--- Start ---

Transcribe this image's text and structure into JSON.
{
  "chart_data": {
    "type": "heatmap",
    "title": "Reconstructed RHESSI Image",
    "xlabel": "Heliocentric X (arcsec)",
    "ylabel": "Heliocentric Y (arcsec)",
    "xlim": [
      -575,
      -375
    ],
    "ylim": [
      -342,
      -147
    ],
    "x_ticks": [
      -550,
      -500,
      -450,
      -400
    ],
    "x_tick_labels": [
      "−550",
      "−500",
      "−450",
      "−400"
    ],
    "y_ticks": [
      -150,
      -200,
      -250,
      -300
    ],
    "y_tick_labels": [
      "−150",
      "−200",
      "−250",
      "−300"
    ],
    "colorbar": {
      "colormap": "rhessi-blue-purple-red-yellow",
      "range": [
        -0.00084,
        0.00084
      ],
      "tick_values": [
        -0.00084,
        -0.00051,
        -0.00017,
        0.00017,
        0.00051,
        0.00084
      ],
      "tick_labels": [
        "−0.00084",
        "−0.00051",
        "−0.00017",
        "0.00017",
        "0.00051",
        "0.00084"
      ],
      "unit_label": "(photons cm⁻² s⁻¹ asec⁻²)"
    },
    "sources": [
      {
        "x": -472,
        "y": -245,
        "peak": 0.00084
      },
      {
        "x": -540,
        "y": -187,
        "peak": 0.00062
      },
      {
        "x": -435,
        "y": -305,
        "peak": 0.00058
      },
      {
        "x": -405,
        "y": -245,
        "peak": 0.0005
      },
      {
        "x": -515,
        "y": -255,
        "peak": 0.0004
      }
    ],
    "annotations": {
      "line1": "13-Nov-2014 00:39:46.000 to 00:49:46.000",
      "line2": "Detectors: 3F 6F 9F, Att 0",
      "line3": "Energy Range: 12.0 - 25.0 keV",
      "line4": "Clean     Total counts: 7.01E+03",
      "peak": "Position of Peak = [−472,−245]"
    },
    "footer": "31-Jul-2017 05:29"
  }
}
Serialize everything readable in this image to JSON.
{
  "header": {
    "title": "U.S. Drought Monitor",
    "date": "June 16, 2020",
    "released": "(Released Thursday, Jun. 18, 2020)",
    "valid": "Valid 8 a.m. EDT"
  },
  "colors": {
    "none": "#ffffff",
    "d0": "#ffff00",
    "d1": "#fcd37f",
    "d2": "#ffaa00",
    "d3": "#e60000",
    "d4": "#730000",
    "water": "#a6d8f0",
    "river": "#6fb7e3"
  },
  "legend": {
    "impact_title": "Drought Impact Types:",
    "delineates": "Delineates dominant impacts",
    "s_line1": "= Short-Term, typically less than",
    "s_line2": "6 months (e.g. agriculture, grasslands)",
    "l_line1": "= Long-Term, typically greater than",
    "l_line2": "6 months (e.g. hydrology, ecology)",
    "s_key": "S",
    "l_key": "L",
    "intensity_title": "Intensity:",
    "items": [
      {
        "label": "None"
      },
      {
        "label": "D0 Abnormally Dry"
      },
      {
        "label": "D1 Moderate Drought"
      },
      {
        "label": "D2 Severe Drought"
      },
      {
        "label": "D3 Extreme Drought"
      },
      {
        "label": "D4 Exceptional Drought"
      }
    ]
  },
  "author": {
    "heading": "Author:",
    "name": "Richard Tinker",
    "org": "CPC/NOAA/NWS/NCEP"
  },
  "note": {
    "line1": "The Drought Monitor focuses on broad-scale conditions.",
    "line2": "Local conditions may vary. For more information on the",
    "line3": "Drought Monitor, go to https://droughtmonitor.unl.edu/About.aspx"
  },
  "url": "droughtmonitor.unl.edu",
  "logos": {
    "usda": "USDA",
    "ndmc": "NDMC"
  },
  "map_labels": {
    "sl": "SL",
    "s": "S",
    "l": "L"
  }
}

--- End ---

▶ _EXERCISE TASK_: Copy out each record, keeping every word as it is.

▶ _EXERCISE ANSWER_:
Transcribe this image's text and structure into JSON.
{
  "chart_data": {
    "type": "heatmap",
    "title": "Reconstructed RHESSI Image",
    "xlabel": "Heliocentric X (arcsec)",
    "ylabel": "Heliocentric Y (arcsec)",
    "xlim": [
      -575,
      -375
    ],
    "ylim": [
      -342,
      -147
    ],
    "x_ticks": [
      -550,
      -500,
      -450,
      -400
    ],
    "x_tick_labels": [
      "−550",
      "−500",
      "−450",
      "−400"
    ],
    "y_ticks": [
      -150,
      -200,
      -250,
      -300
    ],
    "y_tick_labels": [
      "−150",
      "−200",
      "−250",
      "−300"
    ],
    "colorbar": {
      "colormap": "rhessi-blue-purple-red-yellow",
      "range": [
        -0.00084,
        0.00084
      ],
      "tick_values": [
        -0.00084,
        -0.00051,
        -0.00017,
        0.00017,
        0.00051,
        0.00084
      ],
      "tick_labels": [
        "−0.00084",
        "−0.00051",
        "−0.00017",
        "0.00017",
        "0.00051",
        "0.00084"
      ],
      "unit_label": "(photons cm⁻² s⁻¹ asec⁻²)"
    },
    "sources": [
      {
        "x": -472,
        "y": -245,
        "peak": 0.00084
      },
      {
        "x": -540,
        "y": -187,
        "peak": 0.00062
      },
      {
        "x": -435,
        "y": -305,
        "peak": 0.00058
      },
      {
        "x": -405,
        "y": -245,
        "peak": 0.0005
      },
      {
        "x": -515,
        "y": -255,
        "peak": 0.0004
      }
    ],
    "annotations": {
      "line1": "13-Nov-2014 00:39:46.000 to 00:49:46.000",
      "line2": "Detectors: 3F 6F 9F, Att 0",
      "line3": "Energy Range: 12.0 - 25.0 keV",
      "line4": "Clean     Total counts: 7.01E+03",
      "peak": "Position of Peak = [−472,−245]"
    },
    "footer": "31-Jul-2017 05:29"
  }
}
Serialize everything readable in this image to JSON.
{
  "header": {
    "title": "U.S. Drought Monitor",
    "date": "June 16, 2020",
    "released": "(Released Thursday, Jun. 18, 2020)",
    "valid": "Valid 8 a.m. EDT"
  },
  "colors": {
    "none": "#ffffff",
    "d0": "#ffff00",
    "d1": "#fcd37f",
    "d2": "#ffaa00",
    "d3": "#e60000",
    "d4": "#730000",
    "water": "#a6d8f0",
    "river": "#6fb7e3"
  },
  "legend": {
    "impact_title": "Drought Impact Types:",
    "delineates": "Delineates dominant impacts",
    "s_line1": "= Short-Term, typically less than",
    "s_line2": "6 months (e.g. agriculture, grasslands)",
    "l_line1": "= Long-Term, typically greater than",
    "l_line2": "6 months (e.g. hydrology, ecology)",
    "s_key": "S",
    "l_key": "L",
    "intensity_title": "Intensity:",
    "items": [
      {
        "label": "None"
      },
      {
        "label": "D0 Abnormally Dry"
      },
      {
        "label": "D1 Moderate Drought"
      },
      {
        "label": "D2 Severe Drought"
      },
      {
        "label": "D3 Extreme Drought"
      },
      {
        "label": "D4 Exceptional Drought"
      }
    ]
  },
  "author": {
    "heading": "Author:",
    "name": "Richard Tinker",
    "org": "CPC/NOAA/NWS/NCEP"
  },
  "note": {
    "line1": "The Drought Monitor focuses on broad-scale conditions.",
    "line2": "Local conditions may vary. For more information on the",
    "line3": "Drought Monitor, go to https://droughtmonitor.unl.edu/About.aspx"
  },
  "url": "droughtmonitor.unl.edu",
  "logos": {
    "usda": "USDA",
    "ndmc": "NDMC"
  },
  "map_labels": {
    "sl": "SL",
    "s": "S",
    "l": "L"
  }
}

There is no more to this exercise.